## Required task:
The listing below should be printed exactly, every line of it. Skip the pictures.

## Exercise input:

>> Begin

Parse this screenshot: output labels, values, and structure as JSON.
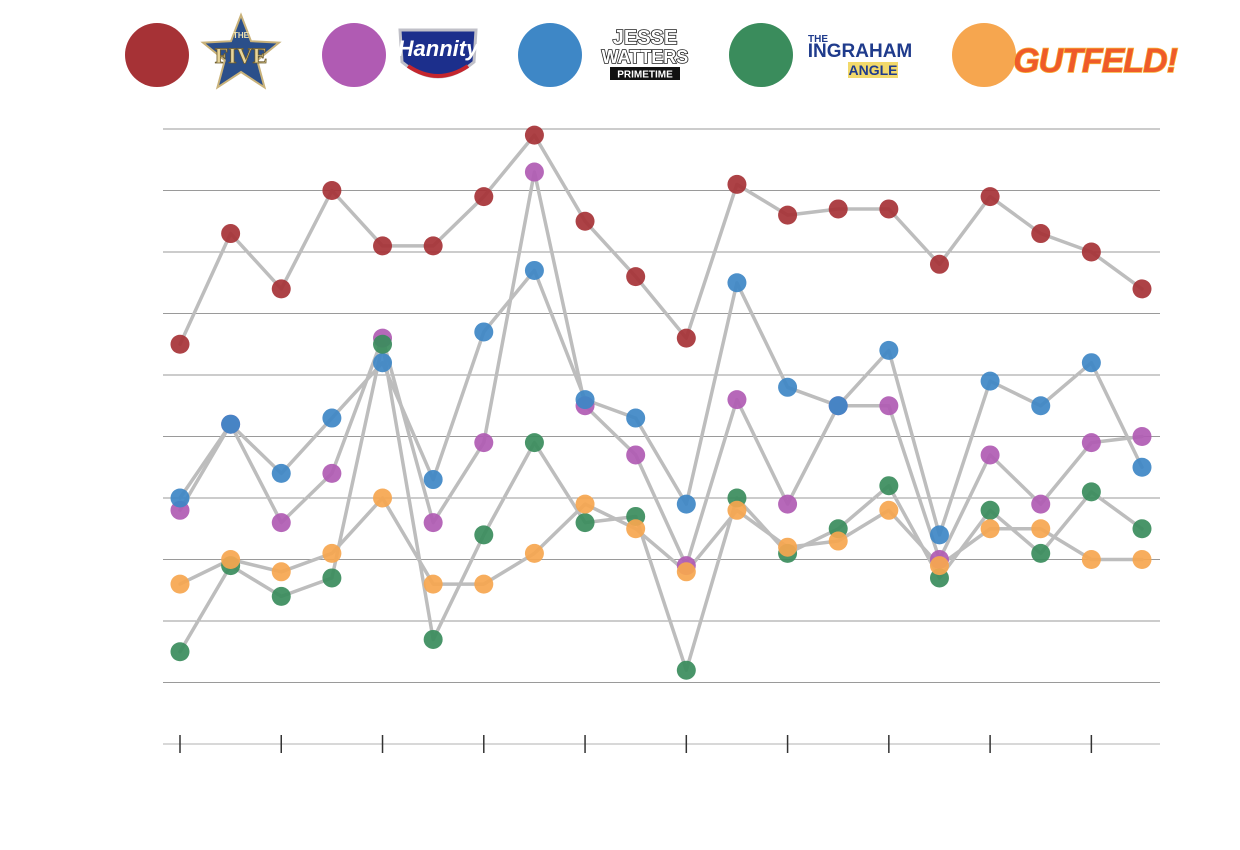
{
  "legend": [
    {
      "series": "The Five",
      "color": "#a63236",
      "logo_lines": [
        "THE",
        "FIVE"
      ],
      "logo_style": "star"
    },
    {
      "series": "Hannity",
      "color": "#b05bb3",
      "logo_lines": [
        "Hannity"
      ],
      "logo_style": "shield"
    },
    {
      "series": "Jesse Watters Primetime",
      "color": "#3e87c6",
      "logo_lines": [
        "JESSE",
        "WATTERS",
        "PRIMETIME"
      ],
      "logo_style": "stack"
    },
    {
      "series": "The Ingraham Angle",
      "color": "#3a8c5c",
      "logo_lines": [
        "THE",
        "INGRAHAM",
        "ANGLE"
      ],
      "logo_style": "angle"
    },
    {
      "series": "Gutfeld!",
      "color": "#f6a64f",
      "logo_lines": [
        "GUTFELD!"
      ],
      "logo_style": "gutfeld"
    }
  ],
  "chart_data": {
    "type": "line",
    "line_color": "#bdbdbd",
    "grid": true,
    "ylim": [
      0,
      10
    ],
    "x": [
      1,
      2,
      3,
      4,
      5,
      6,
      7,
      8,
      9,
      10,
      11,
      12,
      13,
      14,
      15,
      16,
      17,
      18,
      19,
      20
    ],
    "series": [
      {
        "name": "The Five",
        "color": "#a63236",
        "values": [
          6.5,
          8.3,
          7.4,
          9.0,
          8.1,
          8.1,
          8.9,
          9.9,
          8.5,
          7.6,
          6.6,
          9.1,
          8.6,
          8.7,
          8.7,
          7.8,
          8.9,
          8.3,
          8.0,
          7.4
        ]
      },
      {
        "name": "Hannity",
        "color": "#b05bb3",
        "values": [
          3.8,
          5.2,
          3.6,
          4.4,
          6.6,
          3.6,
          4.9,
          9.3,
          5.5,
          4.7,
          2.9,
          5.6,
          3.9,
          5.5,
          5.5,
          3.0,
          4.7,
          3.9,
          4.9,
          5.0
        ]
      },
      {
        "name": "Jesse Watters Primetime",
        "color": "#3e87c6",
        "values": [
          4.0,
          5.2,
          4.4,
          5.3,
          6.2,
          4.3,
          6.7,
          7.7,
          5.6,
          5.3,
          3.9,
          7.5,
          5.8,
          5.5,
          6.4,
          3.4,
          5.9,
          5.5,
          6.2,
          4.5
        ]
      },
      {
        "name": "The Ingraham Angle",
        "color": "#3a8c5c",
        "values": [
          1.5,
          2.9,
          2.4,
          2.7,
          6.5,
          1.7,
          3.4,
          4.9,
          3.6,
          3.7,
          1.2,
          4.0,
          3.1,
          3.5,
          4.2,
          2.7,
          3.8,
          3.1,
          4.1,
          3.5
        ]
      },
      {
        "name": "Gutfeld!",
        "color": "#f6a64f",
        "values": [
          2.6,
          3.0,
          2.8,
          3.1,
          4.0,
          2.6,
          2.6,
          3.1,
          3.9,
          3.5,
          2.8,
          3.8,
          3.2,
          3.3,
          3.8,
          2.9,
          3.5,
          3.5,
          3.0,
          3.0
        ]
      }
    ]
  }
}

>> End

## The solution:
Parse this screenshot: output labels, values, and structure as JSON.
{
  "legend": [
    {
      "series": "The Five",
      "color": "#a63236",
      "logo_lines": [
        "THE",
        "FIVE"
      ],
      "logo_style": "star"
    },
    {
      "series": "Hannity",
      "color": "#b05bb3",
      "logo_lines": [
        "Hannity"
      ],
      "logo_style": "shield"
    },
    {
      "series": "Jesse Watters Primetime",
      "color": "#3e87c6",
      "logo_lines": [
        "JESSE",
        "WATTERS",
        "PRIMETIME"
      ],
      "logo_style": "stack"
    },
    {
      "series": "The Ingraham Angle",
      "color": "#3a8c5c",
      "logo_lines": [
        "THE",
        "INGRAHAM",
        "ANGLE"
      ],
      "logo_style": "angle"
    },
    {
      "series": "Gutfeld!",
      "color": "#f6a64f",
      "logo_lines": [
        "GUTFELD!"
      ],
      "logo_style": "gutfeld"
    }
  ],
  "chart_data": {
    "type": "line",
    "line_color": "#bdbdbd",
    "grid": true,
    "ylim": [
      0,
      10
    ],
    "x": [
      1,
      2,
      3,
      4,
      5,
      6,
      7,
      8,
      9,
      10,
      11,
      12,
      13,
      14,
      15,
      16,
      17,
      18,
      19,
      20
    ],
    "series": [
      {
        "name": "The Five",
        "color": "#a63236",
        "values": [
          6.5,
          8.3,
          7.4,
          9.0,
          8.1,
          8.1,
          8.9,
          9.9,
          8.5,
          7.6,
          6.6,
          9.1,
          8.6,
          8.7,
          8.7,
          7.8,
          8.9,
          8.3,
          8.0,
          7.4
        ]
      },
      {
        "name": "Hannity",
        "color": "#b05bb3",
        "values": [
          3.8,
          5.2,
          3.6,
          4.4,
          6.6,
          3.6,
          4.9,
          9.3,
          5.5,
          4.7,
          2.9,
          5.6,
          3.9,
          5.5,
          5.5,
          3.0,
          4.7,
          3.9,
          4.9,
          5.0
        ]
      },
      {
        "name": "Jesse Watters Primetime",
        "color": "#3e87c6",
        "values": [
          4.0,
          5.2,
          4.4,
          5.3,
          6.2,
          4.3,
          6.7,
          7.7,
          5.6,
          5.3,
          3.9,
          7.5,
          5.8,
          5.5,
          6.4,
          3.4,
          5.9,
          5.5,
          6.2,
          4.5
        ]
      },
      {
        "name": "The Ingraham Angle",
        "color": "#3a8c5c",
        "values": [
          1.5,
          2.9,
          2.4,
          2.7,
          6.5,
          1.7,
          3.4,
          4.9,
          3.6,
          3.7,
          1.2,
          4.0,
          3.1,
          3.5,
          4.2,
          2.7,
          3.8,
          3.1,
          4.1,
          3.5
        ]
      },
      {
        "name": "Gutfeld!",
        "color": "#f6a64f",
        "values": [
          2.6,
          3.0,
          2.8,
          3.1,
          4.0,
          2.6,
          2.6,
          3.1,
          3.9,
          3.5,
          2.8,
          3.8,
          3.2,
          3.3,
          3.8,
          2.9,
          3.5,
          3.5,
          3.0,
          3.0
        ]
      }
    ]
  }
}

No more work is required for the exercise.